### Exercise prompt:
Print out the entries below with no edits.

### Material for the task:

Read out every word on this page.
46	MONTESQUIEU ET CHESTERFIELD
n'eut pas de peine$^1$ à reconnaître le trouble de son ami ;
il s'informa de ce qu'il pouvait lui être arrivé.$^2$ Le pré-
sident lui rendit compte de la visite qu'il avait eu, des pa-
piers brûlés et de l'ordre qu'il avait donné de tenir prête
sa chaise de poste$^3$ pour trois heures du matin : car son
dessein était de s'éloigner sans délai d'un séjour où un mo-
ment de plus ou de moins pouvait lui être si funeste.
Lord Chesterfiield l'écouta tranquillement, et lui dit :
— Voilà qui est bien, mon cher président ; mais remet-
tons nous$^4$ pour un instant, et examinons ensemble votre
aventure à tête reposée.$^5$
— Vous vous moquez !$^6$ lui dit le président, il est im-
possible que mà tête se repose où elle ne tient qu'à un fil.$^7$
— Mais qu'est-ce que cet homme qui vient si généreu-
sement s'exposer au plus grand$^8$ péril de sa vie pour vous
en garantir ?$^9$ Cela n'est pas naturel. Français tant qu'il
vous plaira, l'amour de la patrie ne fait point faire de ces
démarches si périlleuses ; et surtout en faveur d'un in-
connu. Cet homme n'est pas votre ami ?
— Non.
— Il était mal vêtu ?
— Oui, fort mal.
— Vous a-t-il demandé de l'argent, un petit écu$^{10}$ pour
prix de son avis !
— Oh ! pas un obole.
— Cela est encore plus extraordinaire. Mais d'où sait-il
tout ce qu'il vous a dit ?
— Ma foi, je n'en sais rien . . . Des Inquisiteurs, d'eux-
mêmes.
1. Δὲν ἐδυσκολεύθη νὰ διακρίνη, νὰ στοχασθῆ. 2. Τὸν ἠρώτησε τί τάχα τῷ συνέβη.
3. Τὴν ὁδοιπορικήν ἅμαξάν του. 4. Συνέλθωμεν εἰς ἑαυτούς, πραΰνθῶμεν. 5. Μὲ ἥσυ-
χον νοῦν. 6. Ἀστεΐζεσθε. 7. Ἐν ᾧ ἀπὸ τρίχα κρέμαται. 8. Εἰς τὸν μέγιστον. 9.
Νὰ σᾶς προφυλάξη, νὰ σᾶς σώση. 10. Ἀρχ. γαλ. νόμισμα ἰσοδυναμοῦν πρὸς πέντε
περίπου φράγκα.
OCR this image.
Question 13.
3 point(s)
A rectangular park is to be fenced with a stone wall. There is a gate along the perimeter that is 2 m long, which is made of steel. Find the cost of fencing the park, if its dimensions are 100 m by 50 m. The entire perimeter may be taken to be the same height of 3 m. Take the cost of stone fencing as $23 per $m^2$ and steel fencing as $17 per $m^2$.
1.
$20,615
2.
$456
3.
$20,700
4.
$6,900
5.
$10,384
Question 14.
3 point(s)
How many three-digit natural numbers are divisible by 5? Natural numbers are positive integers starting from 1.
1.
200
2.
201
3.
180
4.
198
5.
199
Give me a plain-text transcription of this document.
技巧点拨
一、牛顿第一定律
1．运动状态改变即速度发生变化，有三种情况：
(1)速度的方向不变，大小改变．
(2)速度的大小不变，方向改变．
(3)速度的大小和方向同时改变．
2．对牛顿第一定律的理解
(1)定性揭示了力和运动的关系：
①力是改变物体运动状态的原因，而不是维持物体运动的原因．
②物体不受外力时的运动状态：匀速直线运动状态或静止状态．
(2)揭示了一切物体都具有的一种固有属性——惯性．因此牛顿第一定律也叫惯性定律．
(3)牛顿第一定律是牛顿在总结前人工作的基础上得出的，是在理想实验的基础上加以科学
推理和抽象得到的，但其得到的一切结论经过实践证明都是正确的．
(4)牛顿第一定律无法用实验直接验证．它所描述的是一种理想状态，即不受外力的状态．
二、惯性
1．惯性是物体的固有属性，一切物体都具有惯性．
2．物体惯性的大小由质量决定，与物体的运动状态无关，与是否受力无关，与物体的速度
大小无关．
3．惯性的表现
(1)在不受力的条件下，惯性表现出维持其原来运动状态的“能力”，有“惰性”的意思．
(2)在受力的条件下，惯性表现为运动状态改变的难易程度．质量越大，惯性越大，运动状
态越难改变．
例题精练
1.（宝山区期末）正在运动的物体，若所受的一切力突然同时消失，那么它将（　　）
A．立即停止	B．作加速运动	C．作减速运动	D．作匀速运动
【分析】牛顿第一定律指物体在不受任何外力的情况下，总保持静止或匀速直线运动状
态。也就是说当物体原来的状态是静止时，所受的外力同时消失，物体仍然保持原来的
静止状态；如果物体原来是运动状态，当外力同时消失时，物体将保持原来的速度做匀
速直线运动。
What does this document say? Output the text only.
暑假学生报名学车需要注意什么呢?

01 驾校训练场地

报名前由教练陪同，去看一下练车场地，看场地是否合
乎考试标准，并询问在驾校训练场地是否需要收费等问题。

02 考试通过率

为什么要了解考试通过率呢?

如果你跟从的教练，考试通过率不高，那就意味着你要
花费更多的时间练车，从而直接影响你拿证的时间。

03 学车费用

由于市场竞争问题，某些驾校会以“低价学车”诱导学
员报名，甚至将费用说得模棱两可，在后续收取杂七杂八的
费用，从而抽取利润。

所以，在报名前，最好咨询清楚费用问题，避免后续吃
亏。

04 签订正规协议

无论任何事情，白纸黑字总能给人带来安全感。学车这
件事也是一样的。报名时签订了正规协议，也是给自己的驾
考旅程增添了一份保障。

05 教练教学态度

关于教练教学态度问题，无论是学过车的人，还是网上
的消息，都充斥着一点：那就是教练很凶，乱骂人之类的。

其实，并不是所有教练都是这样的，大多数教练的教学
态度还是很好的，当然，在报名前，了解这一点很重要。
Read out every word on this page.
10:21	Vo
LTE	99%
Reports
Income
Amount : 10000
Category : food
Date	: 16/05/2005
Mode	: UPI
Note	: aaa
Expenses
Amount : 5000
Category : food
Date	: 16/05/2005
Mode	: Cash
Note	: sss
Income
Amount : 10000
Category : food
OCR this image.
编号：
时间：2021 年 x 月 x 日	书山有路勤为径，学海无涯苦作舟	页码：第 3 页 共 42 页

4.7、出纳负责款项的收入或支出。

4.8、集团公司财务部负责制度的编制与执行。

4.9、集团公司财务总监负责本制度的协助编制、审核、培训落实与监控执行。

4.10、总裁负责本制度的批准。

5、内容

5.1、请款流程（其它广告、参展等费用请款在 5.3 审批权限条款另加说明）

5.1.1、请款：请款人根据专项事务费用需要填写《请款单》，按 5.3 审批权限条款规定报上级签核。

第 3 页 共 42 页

### Answer below:
Read out every word on this page.
46	MONTESQUIEU ET CHESTERFIELD
n'eut pas de peine$^1$ à reconnaître le trouble de son ami ;
il s'informa de ce qu'il pouvait lui être arrivé.$^2$ Le pré-
sident lui rendit compte de la visite qu'il avait eu, des pa-
piers brûlés et de l'ordre qu'il avait donné de tenir prête
sa chaise de poste$^3$ pour trois heures du matin : car son
dessein était de s'éloigner sans délai d'un séjour où un mo-
ment de plus ou de moins pouvait lui être si funeste.
Lord Chesterfiield l'écouta tranquillement, et lui dit :
— Voilà qui est bien, mon cher président ; mais remet-
tons nous$^4$ pour un instant, et examinons ensemble votre
aventure à tête reposée.$^5$
— Vous vous moquez !$^6$ lui dit le président, il est im-
possible que mà tête se repose où elle ne tient qu'à un fil.$^7$
— Mais qu'est-ce que cet homme qui vient si généreu-
sement s'exposer au plus grand$^8$ péril de sa vie pour vous
en garantir ?$^9$ Cela n'est pas naturel. Français tant qu'il
vous plaira, l'amour de la patrie ne fait point faire de ces
démarches si périlleuses ; et surtout en faveur d'un in-
connu. Cet homme n'est pas votre ami ?
— Non.
— Il était mal vêtu ?
— Oui, fort mal.
— Vous a-t-il demandé de l'argent, un petit écu$^{10}$ pour
prix de son avis !
— Oh ! pas un obole.
— Cela est encore plus extraordinaire. Mais d'où sait-il
tout ce qu'il vous a dit ?
— Ma foi, je n'en sais rien . . . Des Inquisiteurs, d'eux-
mêmes.
1. Δὲν ἐδυσκολεύθη νὰ διακρίνη, νὰ στοχασθῆ. 2. Τὸν ἠρώτησε τί τάχα τῷ συνέβη.
3. Τὴν ὁδοιπορικήν ἅμαξάν του. 4. Συνέλθωμεν εἰς ἑαυτούς, πραΰνθῶμεν. 5. Μὲ ἥσυ-
χον νοῦν. 6. Ἀστεΐζεσθε. 7. Ἐν ᾧ ἀπὸ τρίχα κρέμαται. 8. Εἰς τὸν μέγιστον. 9.
Νὰ σᾶς προφυλάξη, νὰ σᾶς σώση. 10. Ἀρχ. γαλ. νόμισμα ἰσοδυναμοῦν πρὸς πέντε
περίπου φράγκα.
OCR this image.
Question 13.
3 point(s)
A rectangular park is to be fenced with a stone wall. There is a gate along the perimeter that is 2 m long, which is made of steel. Find the cost of fencing the park, if its dimensions are 100 m by 50 m. The entire perimeter may be taken to be the same height of 3 m. Take the cost of stone fencing as $23 per $m^2$ and steel fencing as $17 per $m^2$.
1.
$20,615
2.
$456
3.
$20,700
4.
$6,900
5.
$10,384
Question 14.
3 point(s)
How many three-digit natural numbers are divisible by 5? Natural numbers are positive integers starting from 1.
1.
200
2.
201
3.
180
4.
198
5.
199
Give me a plain-text transcription of this document.
技巧点拨
一、牛顿第一定律
1．运动状态改变即速度发生变化，有三种情况：
(1)速度的方向不变，大小改变．
(2)速度的大小不变，方向改变．
(3)速度的大小和方向同时改变．
2．对牛顿第一定律的理解
(1)定性揭示了力和运动的关系：
①力是改变物体运动状态的原因，而不是维持物体运动的原因．
②物体不受外力时的运动状态：匀速直线运动状态或静止状态．
(2)揭示了一切物体都具有的一种固有属性——惯性．因此牛顿第一定律也叫惯性定律．
(3)牛顿第一定律是牛顿在总结前人工作的基础上得出的，是在理想实验的基础上加以科学
推理和抽象得到的，但其得到的一切结论经过实践证明都是正确的．
(4)牛顿第一定律无法用实验直接验证．它所描述的是一种理想状态，即不受外力的状态．
二、惯性
1．惯性是物体的固有属性，一切物体都具有惯性．
2．物体惯性的大小由质量决定，与物体的运动状态无关，与是否受力无关，与物体的速度
大小无关．
3．惯性的表现
(1)在不受力的条件下，惯性表现出维持其原来运动状态的“能力”，有“惰性”的意思．
(2)在受力的条件下，惯性表现为运动状态改变的难易程度．质量越大，惯性越大，运动状
态越难改变．
例题精练
1.（宝山区期末）正在运动的物体，若所受的一切力突然同时消失，那么它将（　　）
A．立即停止	B．作加速运动	C．作减速运动	D．作匀速运动
【分析】牛顿第一定律指物体在不受任何外力的情况下，总保持静止或匀速直线运动状
态。也就是说当物体原来的状态是静止时，所受的外力同时消失，物体仍然保持原来的
静止状态；如果物体原来是运动状态，当外力同时消失时，物体将保持原来的速度做匀
速直线运动。
What does this document say? Output the text only.
暑假学生报名学车需要注意什么呢?

01 驾校训练场地

报名前由教练陪同，去看一下练车场地，看场地是否合
乎考试标准，并询问在驾校训练场地是否需要收费等问题。

02 考试通过率

为什么要了解考试通过率呢?

如果你跟从的教练，考试通过率不高，那就意味着你要
花费更多的时间练车，从而直接影响你拿证的时间。

03 学车费用

由于市场竞争问题，某些驾校会以“低价学车”诱导学
员报名，甚至将费用说得模棱两可，在后续收取杂七杂八的
费用，从而抽取利润。

所以，在报名前，最好咨询清楚费用问题，避免后续吃
亏。

04 签订正规协议

无论任何事情，白纸黑字总能给人带来安全感。学车这
件事也是一样的。报名时签订了正规协议，也是给自己的驾
考旅程增添了一份保障。

05 教练教学态度

关于教练教学态度问题，无论是学过车的人，还是网上
的消息，都充斥着一点：那就是教练很凶，乱骂人之类的。

其实，并不是所有教练都是这样的，大多数教练的教学
态度还是很好的，当然，在报名前，了解这一点很重要。
Read out every word on this page.
10:21	Vo
LTE	99%
Reports
Income
Amount : 10000
Category : food
Date	: 16/05/2005
Mode	: UPI
Note	: aaa
Expenses
Amount : 5000
Category : food
Date	: 16/05/2005
Mode	: Cash
Note	: sss
Income
Amount : 10000
Category : food
OCR this image.
编号：
时间：2021 年 x 月 x 日	书山有路勤为径，学海无涯苦作舟	页码：第 3 页 共 42 页

4.7、出纳负责款项的收入或支出。

4.8、集团公司财务部负责制度的编制与执行。

4.9、集团公司财务总监负责本制度的协助编制、审核、培训落实与监控执行。

4.10、总裁负责本制度的批准。

5、内容

5.1、请款流程（其它广告、参展等费用请款在 5.3 审批权限条款另加说明）

5.1.1、请款：请款人根据专项事务费用需要填写《请款单》，按 5.3 审批权限条款规定报上级签核。

第 3 页 共 42 页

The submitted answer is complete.